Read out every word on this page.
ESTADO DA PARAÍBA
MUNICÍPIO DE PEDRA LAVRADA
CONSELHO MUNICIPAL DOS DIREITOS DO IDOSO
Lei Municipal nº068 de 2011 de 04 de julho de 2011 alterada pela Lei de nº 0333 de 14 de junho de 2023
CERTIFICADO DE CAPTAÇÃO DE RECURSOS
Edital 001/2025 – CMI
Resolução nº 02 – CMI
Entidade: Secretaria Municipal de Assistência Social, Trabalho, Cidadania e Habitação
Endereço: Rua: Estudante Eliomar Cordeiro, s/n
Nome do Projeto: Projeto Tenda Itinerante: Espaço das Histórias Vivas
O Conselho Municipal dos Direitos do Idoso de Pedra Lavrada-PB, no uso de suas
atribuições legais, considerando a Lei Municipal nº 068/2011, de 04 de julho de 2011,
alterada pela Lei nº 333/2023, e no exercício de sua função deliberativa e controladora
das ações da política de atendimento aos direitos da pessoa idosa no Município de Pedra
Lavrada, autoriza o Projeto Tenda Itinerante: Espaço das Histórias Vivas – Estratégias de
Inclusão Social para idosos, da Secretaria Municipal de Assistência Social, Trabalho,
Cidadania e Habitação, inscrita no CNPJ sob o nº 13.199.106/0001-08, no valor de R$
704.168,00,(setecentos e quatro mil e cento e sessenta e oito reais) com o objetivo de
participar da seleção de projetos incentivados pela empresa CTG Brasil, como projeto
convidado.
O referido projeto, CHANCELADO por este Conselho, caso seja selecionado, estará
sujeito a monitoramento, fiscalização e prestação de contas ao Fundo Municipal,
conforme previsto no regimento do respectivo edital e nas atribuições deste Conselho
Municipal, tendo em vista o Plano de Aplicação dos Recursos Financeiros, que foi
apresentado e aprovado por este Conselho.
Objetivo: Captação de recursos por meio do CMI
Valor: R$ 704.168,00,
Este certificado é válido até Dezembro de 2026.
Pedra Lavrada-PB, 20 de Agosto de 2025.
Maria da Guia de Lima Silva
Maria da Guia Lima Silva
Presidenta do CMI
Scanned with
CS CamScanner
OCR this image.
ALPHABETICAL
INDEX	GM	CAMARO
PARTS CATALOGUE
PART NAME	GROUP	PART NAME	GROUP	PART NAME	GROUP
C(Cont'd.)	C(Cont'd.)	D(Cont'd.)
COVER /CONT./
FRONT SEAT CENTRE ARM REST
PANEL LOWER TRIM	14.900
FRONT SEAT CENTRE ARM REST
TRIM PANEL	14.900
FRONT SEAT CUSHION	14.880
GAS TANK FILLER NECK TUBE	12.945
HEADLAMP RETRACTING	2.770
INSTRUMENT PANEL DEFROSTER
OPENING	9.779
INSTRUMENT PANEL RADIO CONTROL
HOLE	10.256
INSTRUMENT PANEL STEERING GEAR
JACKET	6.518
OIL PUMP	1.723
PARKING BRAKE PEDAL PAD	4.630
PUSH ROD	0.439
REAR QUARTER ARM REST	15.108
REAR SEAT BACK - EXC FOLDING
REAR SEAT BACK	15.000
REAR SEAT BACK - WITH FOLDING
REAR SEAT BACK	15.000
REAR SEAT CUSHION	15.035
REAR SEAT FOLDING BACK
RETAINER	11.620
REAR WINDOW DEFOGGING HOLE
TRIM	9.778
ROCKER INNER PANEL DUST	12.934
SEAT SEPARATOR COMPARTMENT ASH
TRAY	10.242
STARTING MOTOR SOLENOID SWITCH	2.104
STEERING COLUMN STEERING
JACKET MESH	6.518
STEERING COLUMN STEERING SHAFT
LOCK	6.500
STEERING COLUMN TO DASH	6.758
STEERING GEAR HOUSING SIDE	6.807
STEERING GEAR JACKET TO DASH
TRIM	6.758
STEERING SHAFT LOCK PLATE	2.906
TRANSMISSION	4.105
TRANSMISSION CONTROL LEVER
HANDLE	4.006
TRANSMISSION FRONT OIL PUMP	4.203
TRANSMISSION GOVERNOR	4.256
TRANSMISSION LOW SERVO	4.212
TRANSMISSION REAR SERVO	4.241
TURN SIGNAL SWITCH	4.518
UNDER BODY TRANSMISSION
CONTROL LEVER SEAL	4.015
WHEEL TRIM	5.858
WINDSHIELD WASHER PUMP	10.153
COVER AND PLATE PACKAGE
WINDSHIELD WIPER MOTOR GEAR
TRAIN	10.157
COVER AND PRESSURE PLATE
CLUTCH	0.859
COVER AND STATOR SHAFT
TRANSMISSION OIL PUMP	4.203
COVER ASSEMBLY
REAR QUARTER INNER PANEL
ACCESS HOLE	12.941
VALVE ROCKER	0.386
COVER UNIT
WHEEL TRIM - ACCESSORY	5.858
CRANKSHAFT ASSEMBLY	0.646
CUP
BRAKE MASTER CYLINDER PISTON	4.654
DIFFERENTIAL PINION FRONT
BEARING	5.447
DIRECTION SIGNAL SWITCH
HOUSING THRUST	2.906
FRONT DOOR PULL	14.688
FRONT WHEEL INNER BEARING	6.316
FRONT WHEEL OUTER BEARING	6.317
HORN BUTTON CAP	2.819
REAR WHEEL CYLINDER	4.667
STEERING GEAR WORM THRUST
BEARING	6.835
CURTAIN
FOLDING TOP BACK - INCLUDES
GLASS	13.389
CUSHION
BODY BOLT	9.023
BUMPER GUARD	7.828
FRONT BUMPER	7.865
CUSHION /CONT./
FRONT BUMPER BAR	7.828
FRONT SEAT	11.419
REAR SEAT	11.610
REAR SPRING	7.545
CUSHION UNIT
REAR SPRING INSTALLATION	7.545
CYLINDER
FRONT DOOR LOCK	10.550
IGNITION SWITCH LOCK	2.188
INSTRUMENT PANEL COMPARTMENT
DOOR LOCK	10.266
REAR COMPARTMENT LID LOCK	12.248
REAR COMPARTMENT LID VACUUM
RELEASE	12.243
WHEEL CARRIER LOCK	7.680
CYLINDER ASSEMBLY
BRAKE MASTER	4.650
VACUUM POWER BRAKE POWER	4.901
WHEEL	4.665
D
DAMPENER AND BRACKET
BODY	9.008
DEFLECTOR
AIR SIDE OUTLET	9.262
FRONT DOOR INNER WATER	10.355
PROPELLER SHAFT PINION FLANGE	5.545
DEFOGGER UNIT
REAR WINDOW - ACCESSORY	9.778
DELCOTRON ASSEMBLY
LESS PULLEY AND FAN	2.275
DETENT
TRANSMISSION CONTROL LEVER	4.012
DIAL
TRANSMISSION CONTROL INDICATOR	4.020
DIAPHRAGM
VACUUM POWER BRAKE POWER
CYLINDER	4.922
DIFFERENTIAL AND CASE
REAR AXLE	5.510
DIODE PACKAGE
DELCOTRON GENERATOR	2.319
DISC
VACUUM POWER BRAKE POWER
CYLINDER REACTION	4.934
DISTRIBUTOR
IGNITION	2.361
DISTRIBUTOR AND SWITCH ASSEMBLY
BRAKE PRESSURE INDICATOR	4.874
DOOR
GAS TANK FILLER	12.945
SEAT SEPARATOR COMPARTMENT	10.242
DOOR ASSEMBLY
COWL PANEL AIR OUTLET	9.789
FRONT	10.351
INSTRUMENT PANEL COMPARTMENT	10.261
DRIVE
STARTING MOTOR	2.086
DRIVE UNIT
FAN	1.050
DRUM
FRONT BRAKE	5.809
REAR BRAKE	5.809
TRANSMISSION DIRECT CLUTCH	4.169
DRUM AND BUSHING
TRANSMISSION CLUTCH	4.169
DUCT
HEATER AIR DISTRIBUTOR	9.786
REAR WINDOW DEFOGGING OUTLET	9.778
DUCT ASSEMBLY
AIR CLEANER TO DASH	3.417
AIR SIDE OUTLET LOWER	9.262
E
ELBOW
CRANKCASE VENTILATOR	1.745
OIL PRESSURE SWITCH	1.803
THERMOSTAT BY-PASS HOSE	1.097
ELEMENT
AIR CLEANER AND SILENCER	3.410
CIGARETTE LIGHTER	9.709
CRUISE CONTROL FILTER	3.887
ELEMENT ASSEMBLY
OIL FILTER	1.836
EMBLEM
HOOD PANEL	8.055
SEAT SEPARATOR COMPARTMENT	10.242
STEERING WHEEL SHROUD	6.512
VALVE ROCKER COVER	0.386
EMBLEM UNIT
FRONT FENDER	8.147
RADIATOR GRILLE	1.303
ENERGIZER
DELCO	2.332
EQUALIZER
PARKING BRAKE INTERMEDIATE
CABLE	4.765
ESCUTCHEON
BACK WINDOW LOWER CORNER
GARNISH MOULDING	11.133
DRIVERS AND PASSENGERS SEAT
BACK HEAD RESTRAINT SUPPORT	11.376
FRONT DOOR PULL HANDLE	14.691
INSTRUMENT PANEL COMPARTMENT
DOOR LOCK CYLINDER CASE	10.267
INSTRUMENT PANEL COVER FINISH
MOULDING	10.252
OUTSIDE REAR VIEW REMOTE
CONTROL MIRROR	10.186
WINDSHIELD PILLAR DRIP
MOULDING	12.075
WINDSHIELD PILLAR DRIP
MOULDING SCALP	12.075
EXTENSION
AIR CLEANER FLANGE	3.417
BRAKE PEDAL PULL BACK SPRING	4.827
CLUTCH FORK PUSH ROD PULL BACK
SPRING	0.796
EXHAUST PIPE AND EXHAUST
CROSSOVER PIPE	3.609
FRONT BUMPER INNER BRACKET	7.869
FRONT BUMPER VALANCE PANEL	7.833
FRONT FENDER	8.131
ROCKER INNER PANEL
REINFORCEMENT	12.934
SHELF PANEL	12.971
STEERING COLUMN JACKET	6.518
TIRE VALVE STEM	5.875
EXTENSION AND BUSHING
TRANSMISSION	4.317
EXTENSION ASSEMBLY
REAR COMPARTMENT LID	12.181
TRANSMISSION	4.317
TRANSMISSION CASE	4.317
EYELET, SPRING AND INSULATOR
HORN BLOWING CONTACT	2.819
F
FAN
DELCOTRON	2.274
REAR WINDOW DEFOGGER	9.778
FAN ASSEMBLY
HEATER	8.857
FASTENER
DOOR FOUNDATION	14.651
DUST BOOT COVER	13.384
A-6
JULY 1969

——

Examine the listing and say how many of its lines contain the string "Cidadania". Give the number alone.

▶ _Response_:
2